## EXCERPTED DATA
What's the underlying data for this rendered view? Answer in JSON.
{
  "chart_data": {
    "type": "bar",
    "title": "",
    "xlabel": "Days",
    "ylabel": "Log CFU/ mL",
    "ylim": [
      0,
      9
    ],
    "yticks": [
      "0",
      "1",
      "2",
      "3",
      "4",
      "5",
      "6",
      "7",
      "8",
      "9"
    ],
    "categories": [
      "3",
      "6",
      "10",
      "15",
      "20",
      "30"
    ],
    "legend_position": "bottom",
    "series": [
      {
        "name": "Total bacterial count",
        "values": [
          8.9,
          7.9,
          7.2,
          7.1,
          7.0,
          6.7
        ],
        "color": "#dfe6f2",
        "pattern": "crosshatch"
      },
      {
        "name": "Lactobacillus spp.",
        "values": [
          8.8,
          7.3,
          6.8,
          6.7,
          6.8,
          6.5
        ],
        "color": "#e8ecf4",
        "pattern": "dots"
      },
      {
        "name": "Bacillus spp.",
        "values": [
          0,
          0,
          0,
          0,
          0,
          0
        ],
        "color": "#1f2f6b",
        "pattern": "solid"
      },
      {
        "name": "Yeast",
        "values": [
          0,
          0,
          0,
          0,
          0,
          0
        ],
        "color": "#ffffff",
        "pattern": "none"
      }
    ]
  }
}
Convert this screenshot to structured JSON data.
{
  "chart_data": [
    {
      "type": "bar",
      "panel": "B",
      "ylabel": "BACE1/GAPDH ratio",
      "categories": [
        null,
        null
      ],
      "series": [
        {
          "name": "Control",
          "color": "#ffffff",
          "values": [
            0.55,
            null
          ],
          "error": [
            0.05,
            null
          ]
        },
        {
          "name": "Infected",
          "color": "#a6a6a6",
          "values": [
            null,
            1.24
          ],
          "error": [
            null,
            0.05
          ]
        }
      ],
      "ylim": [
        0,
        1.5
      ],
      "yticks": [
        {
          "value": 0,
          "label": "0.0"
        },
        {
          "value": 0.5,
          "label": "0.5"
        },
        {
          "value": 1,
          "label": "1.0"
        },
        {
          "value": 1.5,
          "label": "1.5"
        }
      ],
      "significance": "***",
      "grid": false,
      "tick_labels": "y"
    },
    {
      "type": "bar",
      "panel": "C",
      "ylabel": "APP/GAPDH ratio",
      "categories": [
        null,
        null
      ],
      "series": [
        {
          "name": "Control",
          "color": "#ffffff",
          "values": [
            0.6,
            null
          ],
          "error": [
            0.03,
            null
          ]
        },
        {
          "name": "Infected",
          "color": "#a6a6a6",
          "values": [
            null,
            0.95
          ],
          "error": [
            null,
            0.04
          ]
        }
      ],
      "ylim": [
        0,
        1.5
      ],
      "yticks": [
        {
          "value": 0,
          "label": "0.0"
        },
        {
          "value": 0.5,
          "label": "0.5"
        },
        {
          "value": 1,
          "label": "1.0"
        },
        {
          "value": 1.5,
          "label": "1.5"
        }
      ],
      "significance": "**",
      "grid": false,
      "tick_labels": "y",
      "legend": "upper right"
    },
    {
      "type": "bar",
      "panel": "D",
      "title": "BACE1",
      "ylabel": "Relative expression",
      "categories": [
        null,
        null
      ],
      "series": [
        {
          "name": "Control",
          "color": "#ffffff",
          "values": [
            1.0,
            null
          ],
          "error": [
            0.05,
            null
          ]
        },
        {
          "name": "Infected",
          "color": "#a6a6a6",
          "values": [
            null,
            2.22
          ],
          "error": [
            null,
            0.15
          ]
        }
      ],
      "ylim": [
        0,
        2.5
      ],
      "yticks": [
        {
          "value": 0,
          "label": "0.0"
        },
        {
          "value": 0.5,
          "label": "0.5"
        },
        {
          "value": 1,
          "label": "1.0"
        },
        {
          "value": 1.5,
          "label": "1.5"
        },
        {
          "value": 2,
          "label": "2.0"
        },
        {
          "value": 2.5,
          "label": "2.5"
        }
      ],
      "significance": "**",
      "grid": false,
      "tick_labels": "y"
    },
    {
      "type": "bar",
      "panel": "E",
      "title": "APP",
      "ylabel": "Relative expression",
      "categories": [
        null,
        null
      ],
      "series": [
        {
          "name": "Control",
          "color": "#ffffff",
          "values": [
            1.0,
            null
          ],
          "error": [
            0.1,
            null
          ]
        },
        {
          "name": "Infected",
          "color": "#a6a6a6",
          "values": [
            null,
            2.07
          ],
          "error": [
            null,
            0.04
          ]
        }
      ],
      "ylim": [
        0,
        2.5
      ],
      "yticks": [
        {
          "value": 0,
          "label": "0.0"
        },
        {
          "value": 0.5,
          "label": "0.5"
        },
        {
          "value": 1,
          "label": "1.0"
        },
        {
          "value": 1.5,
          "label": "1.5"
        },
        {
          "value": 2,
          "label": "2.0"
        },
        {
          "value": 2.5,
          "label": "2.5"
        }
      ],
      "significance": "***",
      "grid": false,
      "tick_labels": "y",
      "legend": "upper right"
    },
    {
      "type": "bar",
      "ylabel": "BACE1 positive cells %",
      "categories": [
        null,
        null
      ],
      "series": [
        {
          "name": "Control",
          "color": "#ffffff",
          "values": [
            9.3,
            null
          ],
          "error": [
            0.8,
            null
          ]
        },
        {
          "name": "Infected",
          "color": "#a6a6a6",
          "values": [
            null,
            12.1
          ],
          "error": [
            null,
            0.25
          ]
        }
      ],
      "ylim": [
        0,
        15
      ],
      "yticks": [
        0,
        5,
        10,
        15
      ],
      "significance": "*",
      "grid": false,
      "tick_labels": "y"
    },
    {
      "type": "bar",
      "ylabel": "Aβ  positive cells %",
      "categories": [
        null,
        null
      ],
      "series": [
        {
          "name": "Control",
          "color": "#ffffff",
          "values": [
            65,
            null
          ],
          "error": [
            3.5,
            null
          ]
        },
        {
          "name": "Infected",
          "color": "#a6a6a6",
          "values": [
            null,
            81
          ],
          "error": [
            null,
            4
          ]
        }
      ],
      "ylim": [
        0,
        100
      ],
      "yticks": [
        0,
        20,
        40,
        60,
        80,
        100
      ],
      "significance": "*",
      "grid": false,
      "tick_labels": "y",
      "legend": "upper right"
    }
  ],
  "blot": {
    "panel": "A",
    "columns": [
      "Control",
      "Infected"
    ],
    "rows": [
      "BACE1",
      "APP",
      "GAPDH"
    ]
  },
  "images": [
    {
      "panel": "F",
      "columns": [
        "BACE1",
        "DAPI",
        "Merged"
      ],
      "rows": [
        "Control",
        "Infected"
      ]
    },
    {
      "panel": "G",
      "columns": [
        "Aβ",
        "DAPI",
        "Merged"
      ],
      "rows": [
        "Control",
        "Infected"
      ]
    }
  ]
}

## TO DO
Make an exact copy of the material above.

## WRITTEN RESPONSE
What's the underlying data for this rendered view? Answer in JSON.
{
  "chart_data": {
    "type": "bar",
    "title": "",
    "xlabel": "Days",
    "ylabel": "Log CFU/ mL",
    "ylim": [
      0,
      9
    ],
    "yticks": [
      "0",
      "1",
      "2",
      "3",
      "4",
      "5",
      "6",
      "7",
      "8",
      "9"
    ],
    "categories": [
      "3",
      "6",
      "10",
      "15",
      "20",
      "30"
    ],
    "legend_position": "bottom",
    "series": [
      {
        "name": "Total bacterial count",
        "values": [
          8.9,
          7.9,
          7.2,
          7.1,
          7.0,
          6.7
        ],
        "color": "#dfe6f2",
        "pattern": "crosshatch"
      },
      {
        "name": "Lactobacillus spp.",
        "values": [
          8.8,
          7.3,
          6.8,
          6.7,
          6.8,
          6.5
        ],
        "color": "#e8ecf4",
        "pattern": "dots"
      },
      {
        "name": "Bacillus spp.",
        "values": [
          0,
          0,
          0,
          0,
          0,
          0
        ],
        "color": "#1f2f6b",
        "pattern": "solid"
      },
      {
        "name": "Yeast",
        "values": [
          0,
          0,
          0,
          0,
          0,
          0
        ],
        "color": "#ffffff",
        "pattern": "none"
      }
    ]
  }
}
Convert this screenshot to structured JSON data.
{
  "chart_data": [
    {
      "type": "bar",
      "panel": "B",
      "ylabel": "BACE1/GAPDH ratio",
      "categories": [
        null,
        null
      ],
      "series": [
        {
          "name": "Control",
          "color": "#ffffff",
          "values": [
            0.55,
            null
          ],
          "error": [
            0.05,
            null
          ]
        },
        {
          "name": "Infected",
          "color": "#a6a6a6",
          "values": [
            null,
            1.24
          ],
          "error": [
            null,
            0.05
          ]
        }
      ],
      "ylim": [
        0,
        1.5
      ],
      "yticks": [
        {
          "value": 0,
          "label": "0.0"
        },
        {
          "value": 0.5,
          "label": "0.5"
        },
        {
          "value": 1,
          "label": "1.0"
        },
        {
          "value": 1.5,
          "label": "1.5"
        }
      ],
      "significance": "***",
      "grid": false,
      "tick_labels": "y"
    },
    {
      "type": "bar",
      "panel": "C",
      "ylabel": "APP/GAPDH ratio",
      "categories": [
        null,
        null
      ],
      "series": [
        {
          "name": "Control",
          "color": "#ffffff",
          "values": [
            0.6,
            null
          ],
          "error": [
            0.03,
            null
          ]
        },
        {
          "name": "Infected",
          "color": "#a6a6a6",
          "values": [
            null,
            0.95
          ],
          "error": [
            null,
            0.04
          ]
        }
      ],
      "ylim": [
        0,
        1.5
      ],
      "yticks": [
        {
          "value": 0,
          "label": "0.0"
        },
        {
          "value": 0.5,
          "label": "0.5"
        },
        {
          "value": 1,
          "label": "1.0"
        },
        {
          "value": 1.5,
          "label": "1.5"
        }
      ],
      "significance": "**",
      "grid": false,
      "tick_labels": "y",
      "legend": "upper right"
    },
    {
      "type": "bar",
      "panel": "D",
      "title": "BACE1",
      "ylabel": "Relative expression",
      "categories": [
        null,
        null
      ],
      "series": [
        {
          "name": "Control",
          "color": "#ffffff",
          "values": [
            1.0,
            null
          ],
          "error": [
            0.05,
            null
          ]
        },
        {
          "name": "Infected",
          "color": "#a6a6a6",
          "values": [
            null,
            2.22
          ],
          "error": [
            null,
            0.15
          ]
        }
      ],
      "ylim": [
        0,
        2.5
      ],
      "yticks": [
        {
          "value": 0,
          "label": "0.0"
        },
        {
          "value": 0.5,
          "label": "0.5"
        },
        {
          "value": 1,
          "label": "1.0"
        },
        {
          "value": 1.5,
          "label": "1.5"
        },
        {
          "value": 2,
          "label": "2.0"
        },
        {
          "value": 2.5,
          "label": "2.5"
        }
      ],
      "significance": "**",
      "grid": false,
      "tick_labels": "y"
    },
    {
      "type": "bar",
      "panel": "E",
      "title": "APP",
      "ylabel": "Relative expression",
      "categories": [
        null,
        null
      ],
      "series": [
        {
          "name": "Control",
          "color": "#ffffff",
          "values": [
            1.0,
            null
          ],
          "error": [
            0.1,
            null
          ]
        },
        {
          "name": "Infected",
          "color": "#a6a6a6",
          "values": [
            null,
            2.07
          ],
          "error": [
            null,
            0.04
          ]
        }
      ],
      "ylim": [
        0,
        2.5
      ],
      "yticks": [
        {
          "value": 0,
          "label": "0.0"
        },
        {
          "value": 0.5,
          "label": "0.5"
        },
        {
          "value": 1,
          "label": "1.0"
        },
        {
          "value": 1.5,
          "label": "1.5"
        },
        {
          "value": 2,
          "label": "2.0"
        },
        {
          "value": 2.5,
          "label": "2.5"
        }
      ],
      "significance": "***",
      "grid": false,
      "tick_labels": "y",
      "legend": "upper right"
    },
    {
      "type": "bar",
      "ylabel": "BACE1 positive cells %",
      "categories": [
        null,
        null
      ],
      "series": [
        {
          "name": "Control",
          "color": "#ffffff",
          "values": [
            9.3,
            null
          ],
          "error": [
            0.8,
            null
          ]
        },
        {
          "name": "Infected",
          "color": "#a6a6a6",
          "values": [
            null,
            12.1
          ],
          "error": [
            null,
            0.25
          ]
        }
      ],
      "ylim": [
        0,
        15
      ],
      "yticks": [
        0,
        5,
        10,
        15
      ],
      "significance": "*",
      "grid": false,
      "tick_labels": "y"
    },
    {
      "type": "bar",
      "ylabel": "Aβ  positive cells %",
      "categories": [
        null,
        null
      ],
      "series": [
        {
          "name": "Control",
          "color": "#ffffff",
          "values": [
            65,
            null
          ],
          "error": [
            3.5,
            null
          ]
        },
        {
          "name": "Infected",
          "color": "#a6a6a6",
          "values": [
            null,
            81
          ],
          "error": [
            null,
            4
          ]
        }
      ],
      "ylim": [
        0,
        100
      ],
      "yticks": [
        0,
        20,
        40,
        60,
        80,
        100
      ],
      "significance": "*",
      "grid": false,
      "tick_labels": "y",
      "legend": "upper right"
    }
  ],
  "blot": {
    "panel": "A",
    "columns": [
      "Control",
      "Infected"
    ],
    "rows": [
      "BACE1",
      "APP",
      "GAPDH"
    ]
  },
  "images": [
    {
      "panel": "F",
      "columns": [
        "BACE1",
        "DAPI",
        "Merged"
      ],
      "rows": [
        "Control",
        "Infected"
      ]
    },
    {
      "panel": "G",
      "columns": [
        "Aβ",
        "DAPI",
        "Merged"
      ],
      "rows": [
        "Control",
        "Infected"
      ]
    }
  ]
}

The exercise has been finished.